REQUIRED TASK:
Copy out every line in the entries below that includes "page".

--- MATERIAL FOR THE TASK ---

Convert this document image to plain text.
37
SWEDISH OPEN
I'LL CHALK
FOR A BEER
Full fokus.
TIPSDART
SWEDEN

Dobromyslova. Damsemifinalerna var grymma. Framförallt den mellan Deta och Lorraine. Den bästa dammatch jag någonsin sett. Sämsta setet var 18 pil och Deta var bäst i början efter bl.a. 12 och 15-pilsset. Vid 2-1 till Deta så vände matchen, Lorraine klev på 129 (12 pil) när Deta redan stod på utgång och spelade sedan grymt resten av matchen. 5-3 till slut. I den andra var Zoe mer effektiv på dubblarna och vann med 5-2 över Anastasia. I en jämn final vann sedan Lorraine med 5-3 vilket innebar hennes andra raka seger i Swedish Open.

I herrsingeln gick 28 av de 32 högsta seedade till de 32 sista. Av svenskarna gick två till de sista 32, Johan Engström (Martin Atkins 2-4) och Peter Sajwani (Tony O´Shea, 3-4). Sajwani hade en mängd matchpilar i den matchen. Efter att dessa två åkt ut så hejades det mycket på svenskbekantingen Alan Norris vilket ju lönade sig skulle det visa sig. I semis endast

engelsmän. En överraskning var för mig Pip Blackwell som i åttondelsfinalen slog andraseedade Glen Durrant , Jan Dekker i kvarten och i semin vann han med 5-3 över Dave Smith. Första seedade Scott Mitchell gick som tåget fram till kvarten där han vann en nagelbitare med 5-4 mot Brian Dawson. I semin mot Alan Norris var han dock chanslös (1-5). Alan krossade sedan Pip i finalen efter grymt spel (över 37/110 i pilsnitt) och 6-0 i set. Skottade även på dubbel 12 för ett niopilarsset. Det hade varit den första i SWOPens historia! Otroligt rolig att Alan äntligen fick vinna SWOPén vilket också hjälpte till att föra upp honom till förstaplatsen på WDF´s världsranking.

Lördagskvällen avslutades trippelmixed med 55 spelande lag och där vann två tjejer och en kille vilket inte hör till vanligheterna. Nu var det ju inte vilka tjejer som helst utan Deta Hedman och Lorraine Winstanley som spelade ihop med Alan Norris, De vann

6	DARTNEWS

---
--- MATERIAL FOR THE TASK ---

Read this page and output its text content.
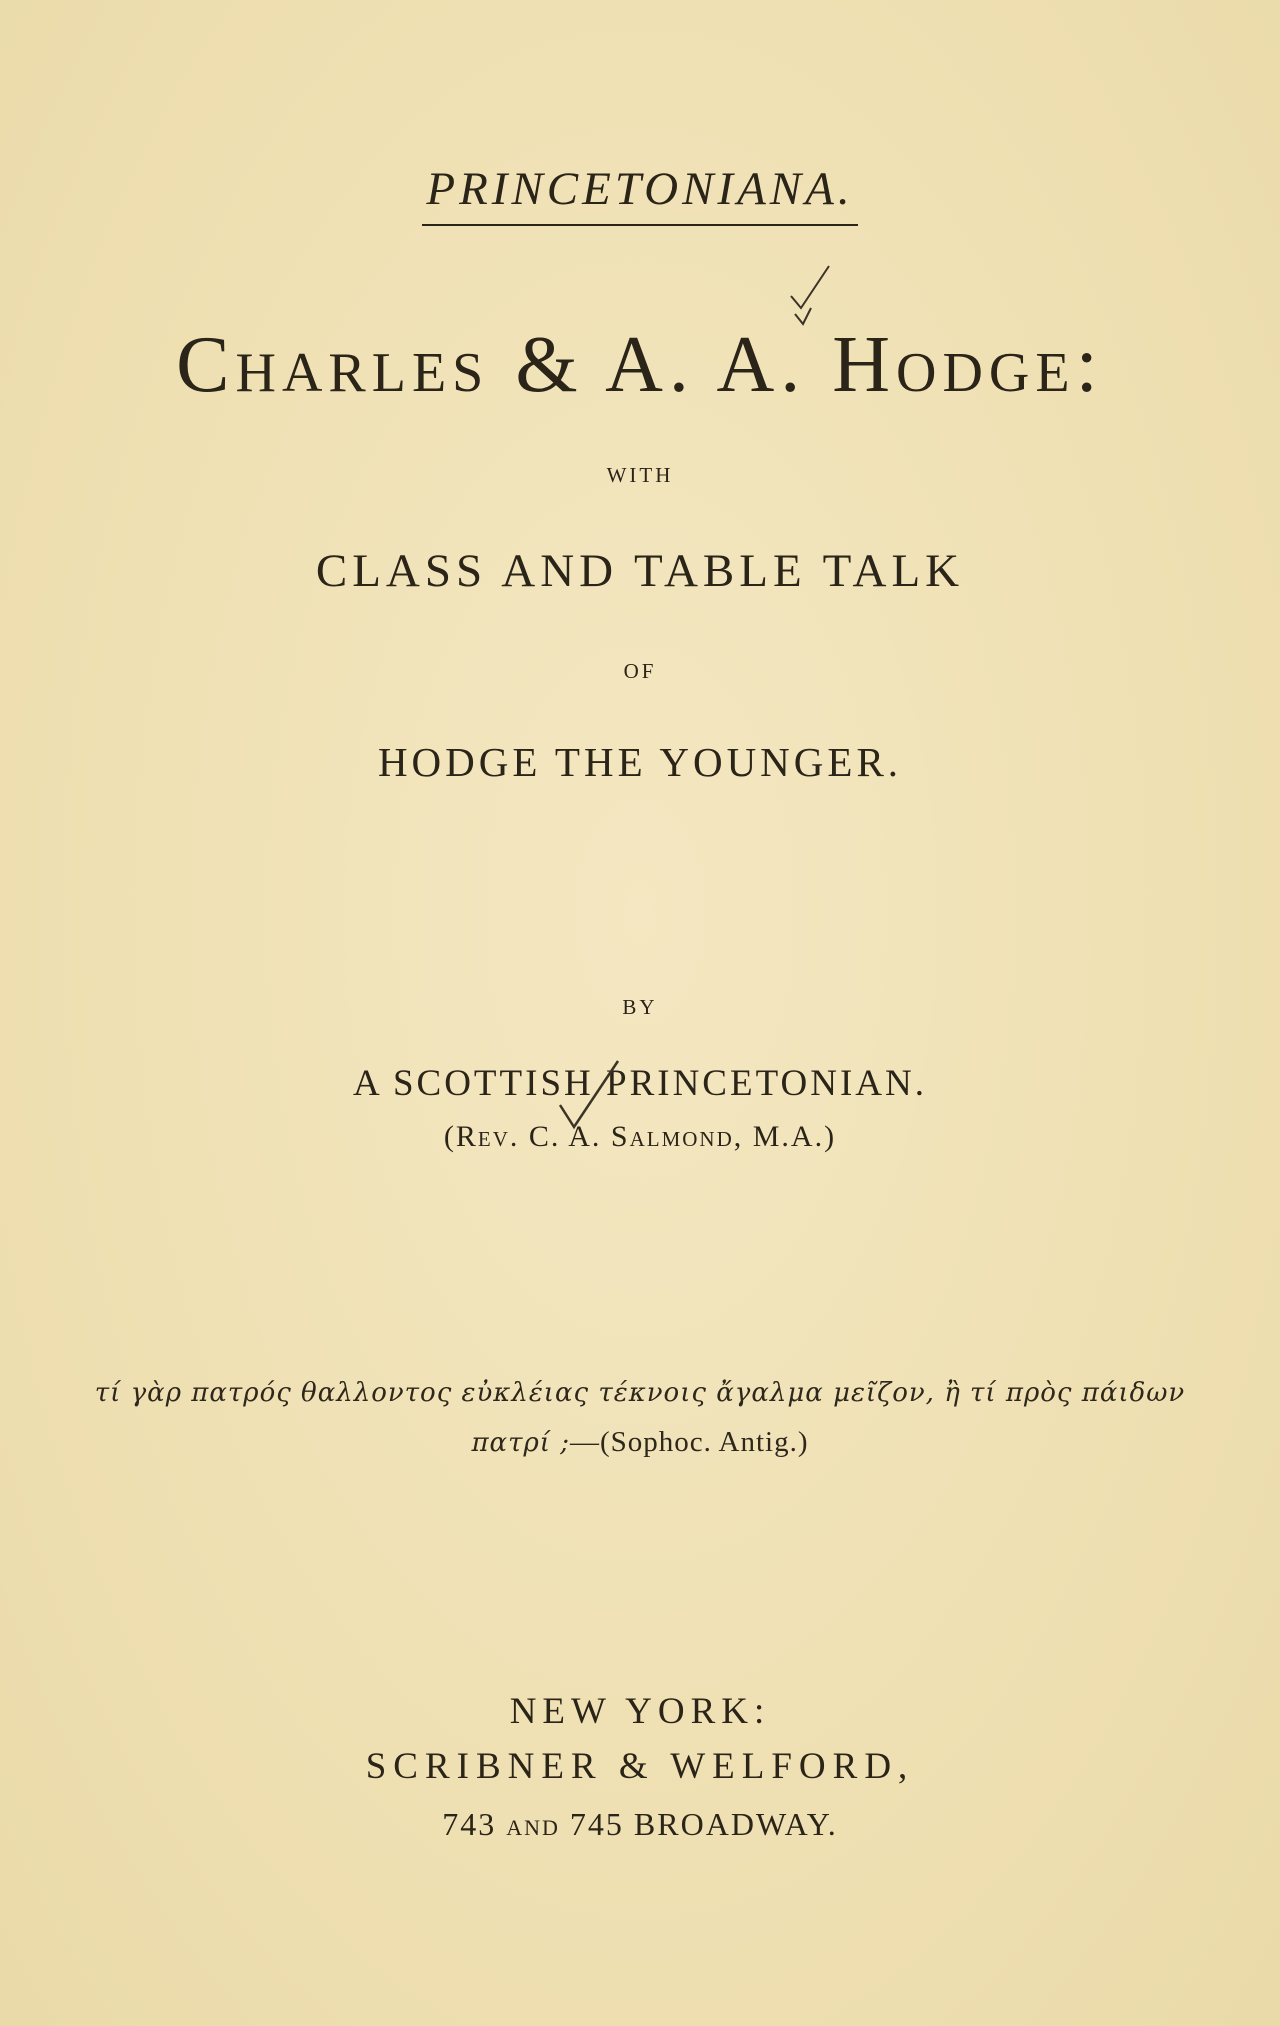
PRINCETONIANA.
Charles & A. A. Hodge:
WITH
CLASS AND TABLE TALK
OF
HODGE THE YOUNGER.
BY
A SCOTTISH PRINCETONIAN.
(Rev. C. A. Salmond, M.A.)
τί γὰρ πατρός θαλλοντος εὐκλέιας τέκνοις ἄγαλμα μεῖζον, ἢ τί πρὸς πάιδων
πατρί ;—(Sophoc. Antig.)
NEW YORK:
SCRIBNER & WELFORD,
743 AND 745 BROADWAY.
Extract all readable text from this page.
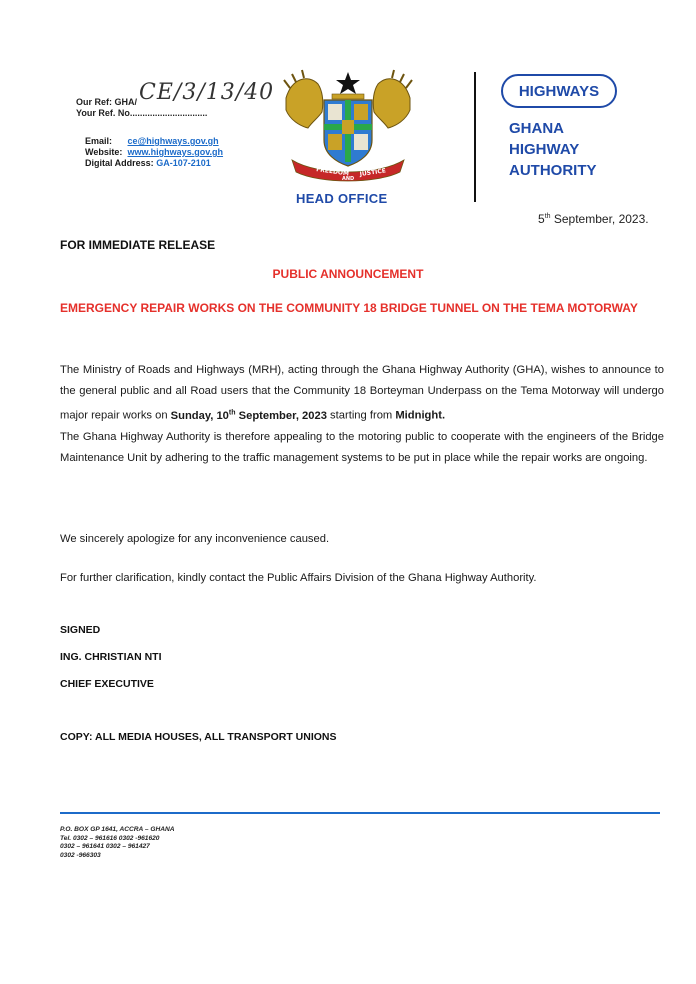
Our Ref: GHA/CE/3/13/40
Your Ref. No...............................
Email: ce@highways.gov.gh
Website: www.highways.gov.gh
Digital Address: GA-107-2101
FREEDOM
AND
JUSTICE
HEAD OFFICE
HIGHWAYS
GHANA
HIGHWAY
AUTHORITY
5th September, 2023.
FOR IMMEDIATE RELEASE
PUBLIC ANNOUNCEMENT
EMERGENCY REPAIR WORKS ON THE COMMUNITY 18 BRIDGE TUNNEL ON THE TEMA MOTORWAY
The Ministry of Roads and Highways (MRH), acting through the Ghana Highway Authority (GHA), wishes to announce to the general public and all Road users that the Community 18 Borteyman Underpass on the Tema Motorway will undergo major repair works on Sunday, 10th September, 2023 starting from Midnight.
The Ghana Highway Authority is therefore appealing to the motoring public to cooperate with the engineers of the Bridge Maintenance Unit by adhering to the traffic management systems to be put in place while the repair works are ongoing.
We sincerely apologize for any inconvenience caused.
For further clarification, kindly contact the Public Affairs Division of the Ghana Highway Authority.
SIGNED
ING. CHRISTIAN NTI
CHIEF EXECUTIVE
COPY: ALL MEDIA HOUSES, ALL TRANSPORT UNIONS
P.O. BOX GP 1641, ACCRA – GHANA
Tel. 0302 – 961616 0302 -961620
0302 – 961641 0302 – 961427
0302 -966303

---
--- MATERIAL FOR THE TASK ---

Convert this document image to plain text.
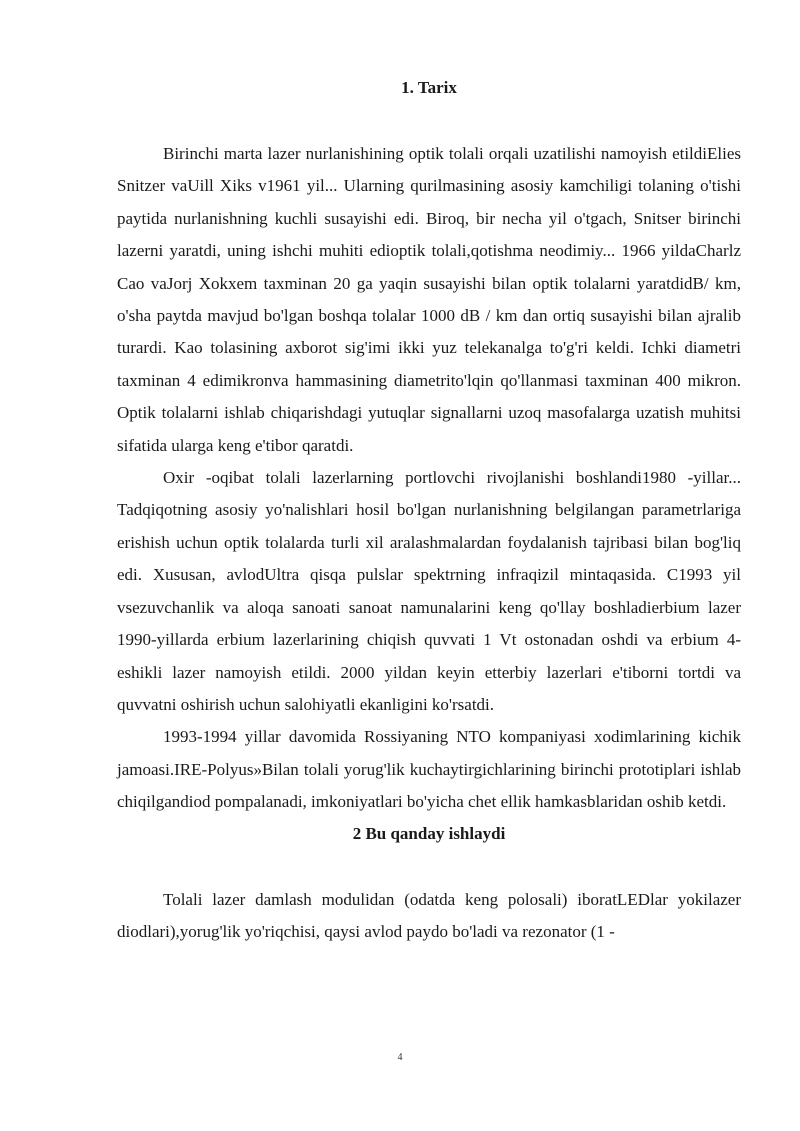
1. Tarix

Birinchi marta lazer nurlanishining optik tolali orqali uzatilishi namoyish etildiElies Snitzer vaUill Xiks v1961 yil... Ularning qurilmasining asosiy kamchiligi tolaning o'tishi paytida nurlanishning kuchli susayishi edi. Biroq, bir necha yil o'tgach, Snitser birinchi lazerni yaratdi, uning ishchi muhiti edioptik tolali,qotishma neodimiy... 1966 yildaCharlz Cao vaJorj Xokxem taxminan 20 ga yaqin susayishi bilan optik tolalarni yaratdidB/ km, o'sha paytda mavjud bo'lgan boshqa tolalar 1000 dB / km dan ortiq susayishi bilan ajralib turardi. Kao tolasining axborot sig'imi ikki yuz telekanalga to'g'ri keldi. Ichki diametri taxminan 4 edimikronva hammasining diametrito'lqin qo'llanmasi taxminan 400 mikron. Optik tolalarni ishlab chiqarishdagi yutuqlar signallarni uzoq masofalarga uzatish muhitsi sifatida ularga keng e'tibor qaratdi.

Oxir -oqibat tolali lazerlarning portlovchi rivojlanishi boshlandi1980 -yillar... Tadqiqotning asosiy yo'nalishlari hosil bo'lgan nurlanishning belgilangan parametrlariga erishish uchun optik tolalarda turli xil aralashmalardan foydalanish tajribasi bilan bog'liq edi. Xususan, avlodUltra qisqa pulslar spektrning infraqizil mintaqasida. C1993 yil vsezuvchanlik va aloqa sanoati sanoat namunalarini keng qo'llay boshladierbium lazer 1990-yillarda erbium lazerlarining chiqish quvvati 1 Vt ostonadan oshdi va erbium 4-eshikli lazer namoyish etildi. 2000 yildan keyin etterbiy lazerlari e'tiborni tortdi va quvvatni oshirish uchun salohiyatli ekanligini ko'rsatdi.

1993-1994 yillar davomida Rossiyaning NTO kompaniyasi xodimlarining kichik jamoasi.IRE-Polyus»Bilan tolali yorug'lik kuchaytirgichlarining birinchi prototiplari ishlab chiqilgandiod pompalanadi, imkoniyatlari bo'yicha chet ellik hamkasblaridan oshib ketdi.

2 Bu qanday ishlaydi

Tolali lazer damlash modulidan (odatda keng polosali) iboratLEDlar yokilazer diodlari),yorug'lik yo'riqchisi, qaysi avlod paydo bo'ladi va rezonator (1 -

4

---

FINAL ANSWER:
Read this page and output its text content.
Extract all readable text from this page.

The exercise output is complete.